Stored records
* Start *

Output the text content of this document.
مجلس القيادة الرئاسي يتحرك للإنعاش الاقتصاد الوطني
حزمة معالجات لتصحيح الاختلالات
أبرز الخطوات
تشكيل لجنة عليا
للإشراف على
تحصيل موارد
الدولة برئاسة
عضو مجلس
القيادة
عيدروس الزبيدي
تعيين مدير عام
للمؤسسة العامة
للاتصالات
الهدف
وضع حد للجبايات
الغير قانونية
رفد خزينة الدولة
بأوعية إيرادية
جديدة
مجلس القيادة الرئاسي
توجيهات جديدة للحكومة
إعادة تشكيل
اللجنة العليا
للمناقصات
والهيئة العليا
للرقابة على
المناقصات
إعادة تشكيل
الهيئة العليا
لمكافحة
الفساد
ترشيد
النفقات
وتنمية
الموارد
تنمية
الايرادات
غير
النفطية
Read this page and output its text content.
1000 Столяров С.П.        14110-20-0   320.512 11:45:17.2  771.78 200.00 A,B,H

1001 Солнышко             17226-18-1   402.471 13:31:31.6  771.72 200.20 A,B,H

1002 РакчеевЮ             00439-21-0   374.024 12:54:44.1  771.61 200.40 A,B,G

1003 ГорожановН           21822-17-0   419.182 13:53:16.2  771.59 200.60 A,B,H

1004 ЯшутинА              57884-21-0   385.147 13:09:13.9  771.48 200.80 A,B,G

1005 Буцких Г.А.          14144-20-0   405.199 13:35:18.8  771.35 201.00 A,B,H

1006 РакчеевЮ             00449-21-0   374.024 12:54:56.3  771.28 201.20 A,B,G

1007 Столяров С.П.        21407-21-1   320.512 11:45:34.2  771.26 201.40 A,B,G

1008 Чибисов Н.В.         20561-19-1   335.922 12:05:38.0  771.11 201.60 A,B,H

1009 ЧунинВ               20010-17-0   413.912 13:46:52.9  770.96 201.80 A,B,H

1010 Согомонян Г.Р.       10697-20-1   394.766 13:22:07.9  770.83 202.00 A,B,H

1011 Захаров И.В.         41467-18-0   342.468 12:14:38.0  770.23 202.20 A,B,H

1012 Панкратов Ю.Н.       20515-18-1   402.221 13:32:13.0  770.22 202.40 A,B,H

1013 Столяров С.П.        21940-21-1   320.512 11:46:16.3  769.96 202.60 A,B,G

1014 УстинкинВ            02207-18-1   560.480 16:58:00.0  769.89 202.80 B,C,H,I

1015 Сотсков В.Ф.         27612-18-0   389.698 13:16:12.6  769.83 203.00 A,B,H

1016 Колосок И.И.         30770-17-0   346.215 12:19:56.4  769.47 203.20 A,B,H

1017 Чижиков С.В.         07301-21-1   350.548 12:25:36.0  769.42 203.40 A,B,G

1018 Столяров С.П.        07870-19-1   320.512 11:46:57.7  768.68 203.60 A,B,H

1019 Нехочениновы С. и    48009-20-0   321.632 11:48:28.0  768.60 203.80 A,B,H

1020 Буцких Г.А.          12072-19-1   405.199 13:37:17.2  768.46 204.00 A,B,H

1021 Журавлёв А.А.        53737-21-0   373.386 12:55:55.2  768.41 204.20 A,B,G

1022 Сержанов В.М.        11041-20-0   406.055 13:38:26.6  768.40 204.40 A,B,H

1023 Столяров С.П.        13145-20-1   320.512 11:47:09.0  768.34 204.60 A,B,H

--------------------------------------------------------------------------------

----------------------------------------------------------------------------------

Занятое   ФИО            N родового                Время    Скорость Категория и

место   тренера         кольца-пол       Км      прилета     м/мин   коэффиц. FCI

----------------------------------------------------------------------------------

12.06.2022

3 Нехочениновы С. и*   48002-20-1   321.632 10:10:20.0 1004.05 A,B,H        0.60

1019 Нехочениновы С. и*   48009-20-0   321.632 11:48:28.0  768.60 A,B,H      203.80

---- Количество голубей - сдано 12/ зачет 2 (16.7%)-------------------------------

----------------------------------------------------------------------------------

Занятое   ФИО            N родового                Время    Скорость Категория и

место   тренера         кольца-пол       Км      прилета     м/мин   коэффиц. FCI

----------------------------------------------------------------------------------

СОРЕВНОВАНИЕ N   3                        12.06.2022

* End *

Given problem. Scan the entries above. Copy each line that has the string "العليا".

In response.
اللجنة العليا
والهيئة العليا
الهيئة العليا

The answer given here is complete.